■ Your objective ■
List each line of the data that holds the string "Klucz".

● ● ● ● ● ● ●

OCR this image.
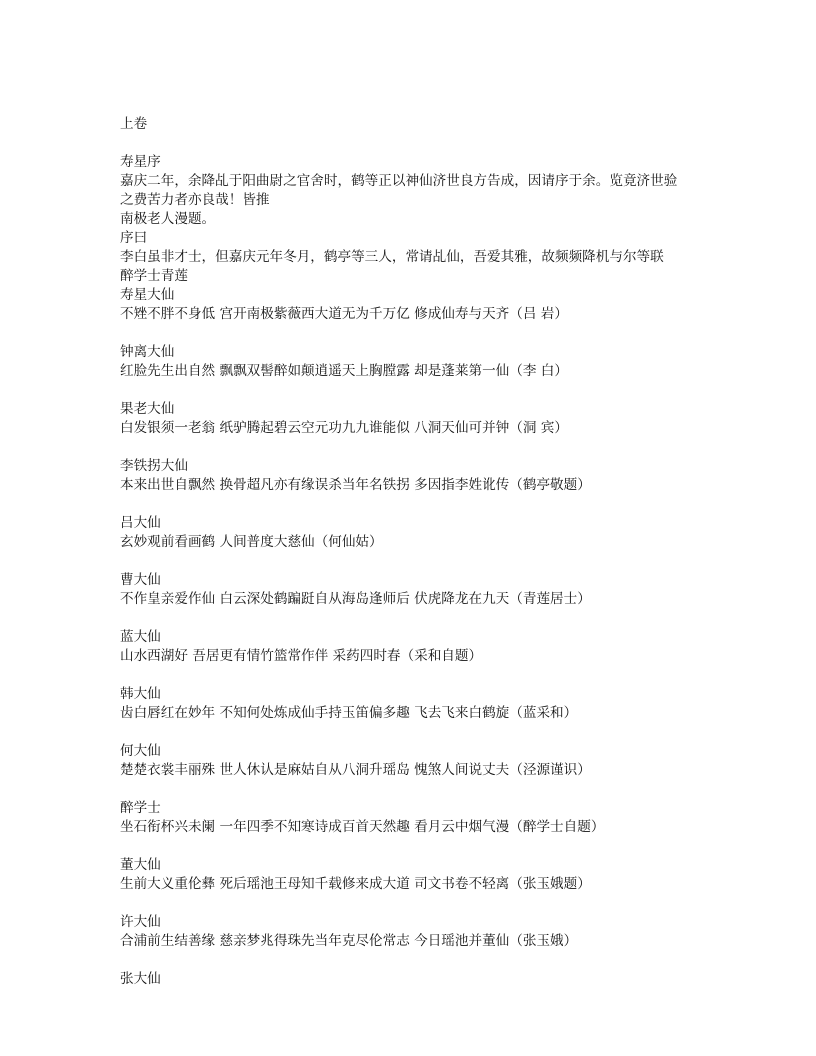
上卷
寿星序
嘉庆二年，余降乩于阳曲尉之官舍时，鹤等正以神仙济世良方告成，因请序于余。览竟济世验
之费苦力者亦良哉！皆推
南极老人漫题。
序曰
李白虽非才士，但嘉庆元年冬月，鹤亭等三人，常请乩仙，吾爱其雅，故频频降机与尔等联
醉学士青莲
寿星大仙
不矬不胖不身低 宫开南极紫薇西大道无为千万亿 修成仙寿与天齐（吕 岩）
钟离大仙
红脸先生出自然 飘飘双髻醉如颠逍遥天上胸膛露 却是蓬莱第一仙（李 白）
果老大仙
白发银须一老翁 纸驴腾起碧云空元功九九谁能似 八洞天仙可并钟（洞 宾）
李铁拐大仙
本来出世自飘然 换骨超凡亦有缘误杀当年名铁拐 多因指李姓讹传（鹤亭敬题）
吕大仙
玄妙观前看画鹤 人间普度大慈仙（何仙姑）
曹大仙
不作皇亲爱作仙 白云深处鹤蹁跹自从海岛逢师后 伏虎降龙在九天（青莲居士）
蓝大仙
山水西湖好 吾居更有情竹篮常作伴 采药四时春（采和自题）
韩大仙
齿白唇红在妙年 不知何处炼成仙手持玉笛偏多趣 飞去飞来白鹤旋（蓝采和）
何大仙
楚楚衣裳丰丽殊 世人休认是麻姑自从八洞升瑶岛 愧煞人间说丈夫（泾源谨识）
醉学士
坐石衔杯兴未阑 一年四季不知寒诗成百首天然趣 看月云中烟气漫（醉学士自题）
董大仙
生前大义重伦彝 死后瑶池王母知千载修来成大道 司文书卷不轻离（张玉娥题）
许大仙
合浦前生结善缘 慈亲梦兆得珠先当年克尽伦常志 今日瑶池并董仙（张玉娥）
张大仙
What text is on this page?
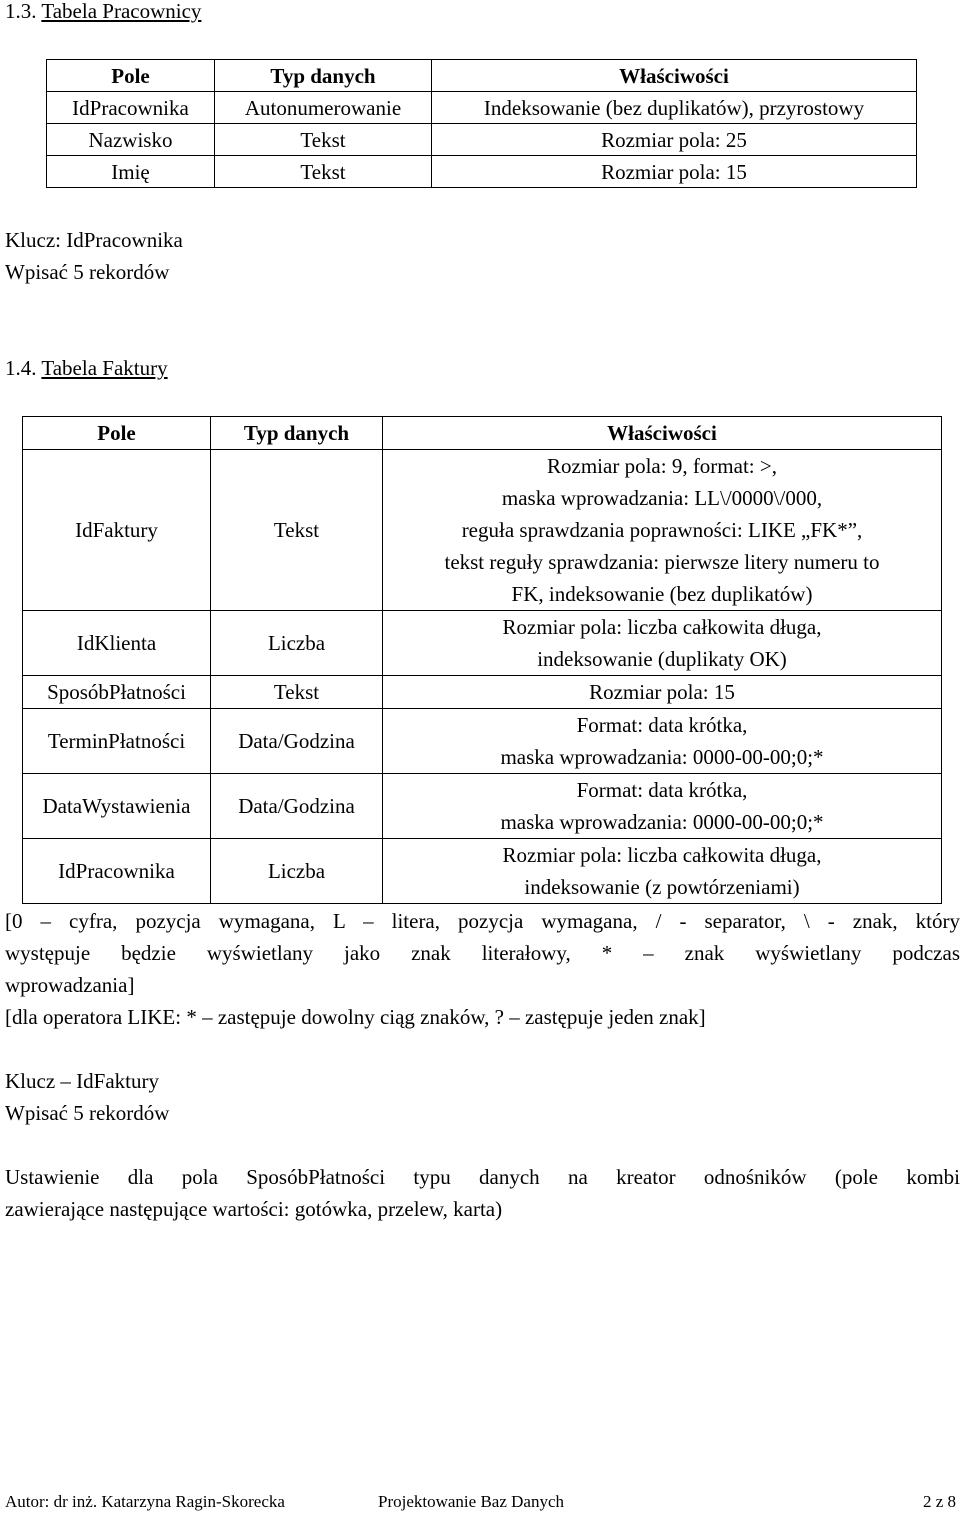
1.3. Tabela Pracownicy
Pole	Typ danych	Właściwości
IdPracownika	Autonumerowanie	Indeksowanie (bez duplikatów), przyrostowy
Nazwisko	Tekst	Rozmiar pola: 25
Imię	Tekst	Rozmiar pola: 15
Klucz: IdPracownika
Wpisać 5 rekordów
1.4. Tabela Faktury
Pole	Typ danych	Właściwości
IdFaktury	Tekst	Rozmiar pola: 9, format: >,
maska wprowadzania: LL\/0000\/000,
reguła sprawdzania poprawności: LIKE „FK*”,
tekst reguły sprawdzania: pierwsze litery numeru to
FK, indeksowanie (bez duplikatów)

IdKlienta	Liczba	Rozmiar pola: liczba całkowita długa,
indeksowanie (duplikaty OK)

SposóbPłatności	Tekst	Rozmiar pola: 15

TerminPłatności	Data/Godzina	Format: data krótka,
maska wprowadzania: 0000-00-00;0;*

DataWystawienia	Data/Godzina	Format: data krótka,
maska wprowadzania: 0000-00-00;0;*

IdPracownika	Liczba	Rozmiar pola: liczba całkowita długa,
indeksowanie (z powtórzeniami)
[0 – cyfra, pozycja wymagana, L – litera, pozycja wymagana, / - separator, \ - znak, który
występuje będzie wyświetlany jako znak literałowy, * – znak wyświetlany podczas
wprowadzania]
[dla operatora LIKE: * – zastępuje dowolny ciąg znaków, ? – zastępuje jeden znak]
Klucz – IdFaktury
Wpisać 5 rekordów
Ustawienie dla pola SposóbPłatności typu danych na kreator odnośników (pole kombi
zawierające następujące wartości: gotówka, przelew, karta)
Autor: dr inż. Katarzyna Ragin-Skorecka	Projektowanie Baz Danych	2 z 8
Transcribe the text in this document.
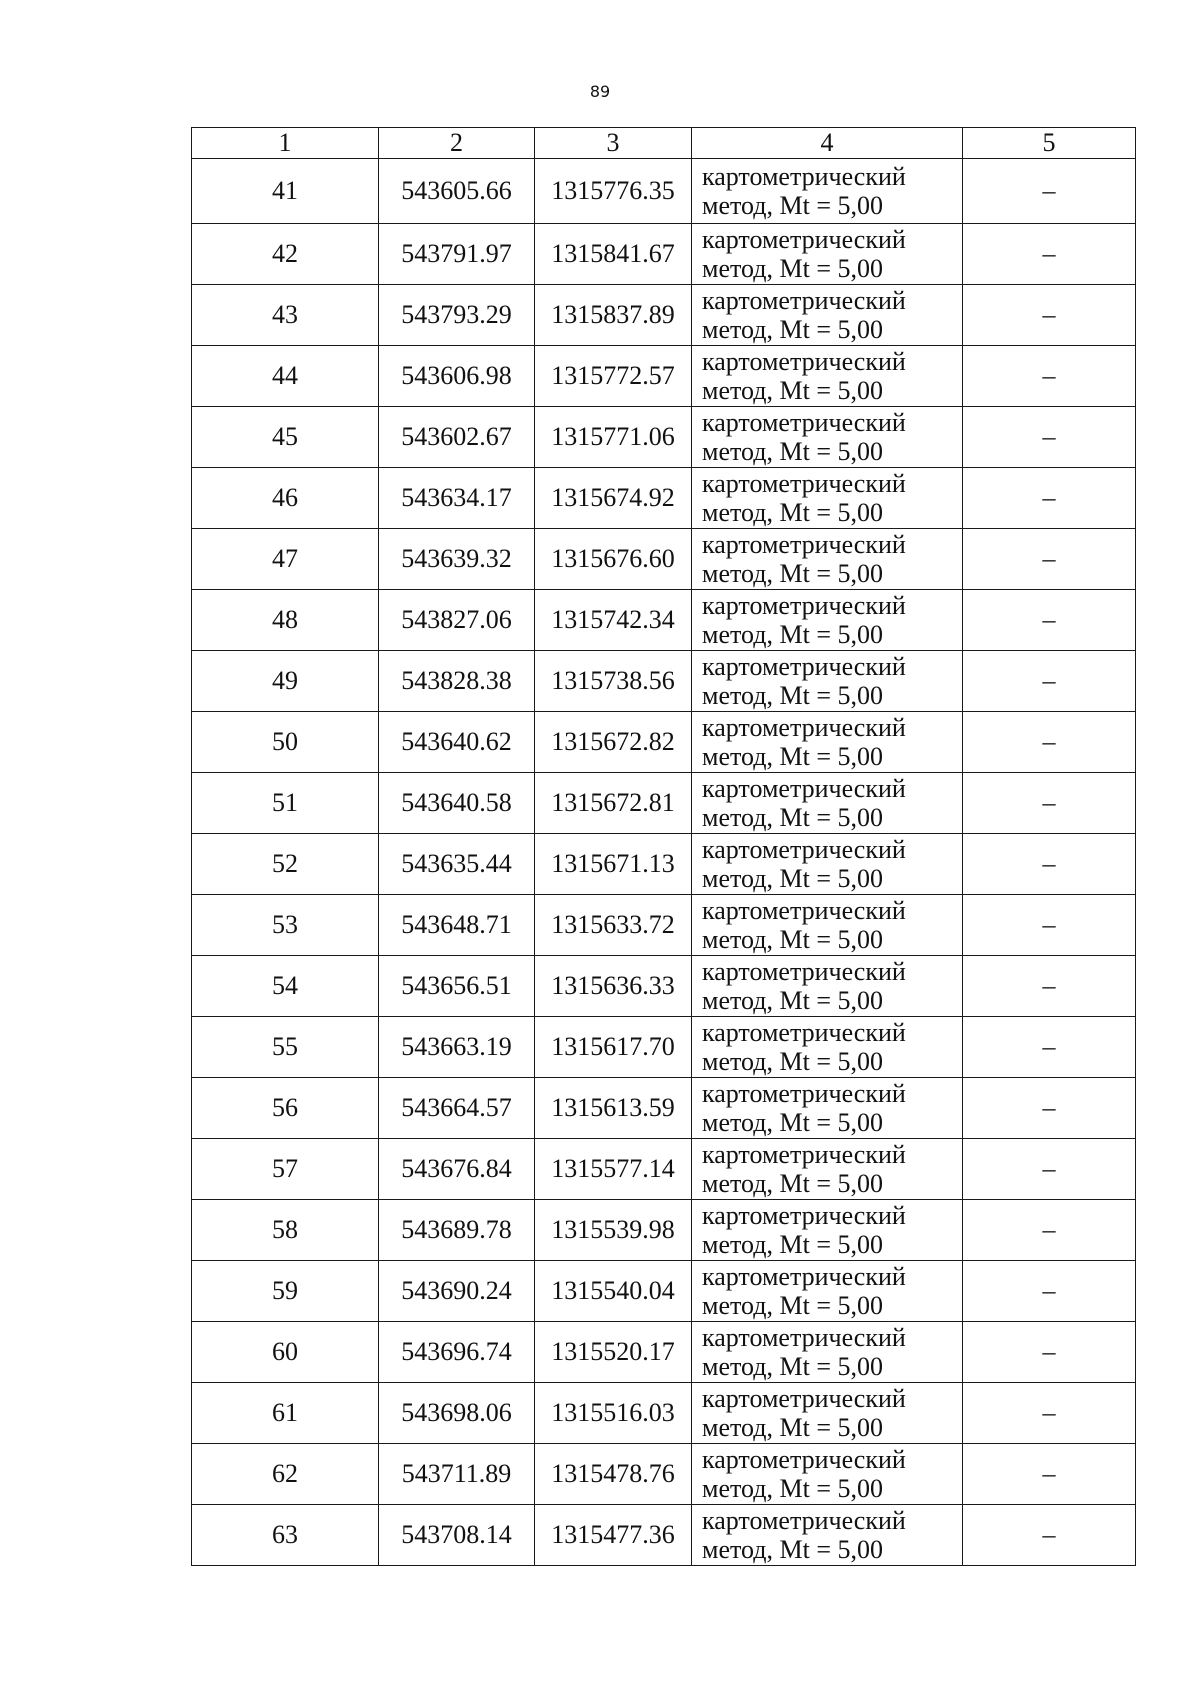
89
1	2	3	4	5
41	543605.66	1315776.35	картометрический
метод, Mt = 5,00	–
42	543791.97	1315841.67	картометрический
метод, Mt = 5,00	–
43	543793.29	1315837.89	картометрический
метод, Mt = 5,00	–
44	543606.98	1315772.57	картометрический
метод, Mt = 5,00	–
45	543602.67	1315771.06	картометрический
метод, Mt = 5,00	–
46	543634.17	1315674.92	картометрический
метод, Mt = 5,00	–
47	543639.32	1315676.60	картометрический
метод, Mt = 5,00	–
48	543827.06	1315742.34	картометрический
метод, Mt = 5,00	–
49	543828.38	1315738.56	картометрический
метод, Mt = 5,00	–
50	543640.62	1315672.82	картометрический
метод, Mt = 5,00	–
51	543640.58	1315672.81	картометрический
метод, Mt = 5,00	–
52	543635.44	1315671.13	картометрический
метод, Mt = 5,00	–
53	543648.71	1315633.72	картометрический
метод, Mt = 5,00	–
54	543656.51	1315636.33	картометрический
метод, Mt = 5,00	–
55	543663.19	1315617.70	картометрический
метод, Mt = 5,00	–
56	543664.57	1315613.59	картометрический
метод, Mt = 5,00	–
57	543676.84	1315577.14	картометрический
метод, Mt = 5,00	–
58	543689.78	1315539.98	картометрический
метод, Mt = 5,00	–
59	543690.24	1315540.04	картометрический
метод, Mt = 5,00	–
60	543696.74	1315520.17	картометрический
метод, Mt = 5,00	–
61	543698.06	1315516.03	картометрический
метод, Mt = 5,00	–
62	543711.89	1315478.76	картометрический
метод, Mt = 5,00	–
63	543708.14	1315477.36	картометрический
метод, Mt = 5,00	–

● ● ● ● ● ● ●

■ The reply ■
Klucz: IdPracownika
Klucz – IdFaktury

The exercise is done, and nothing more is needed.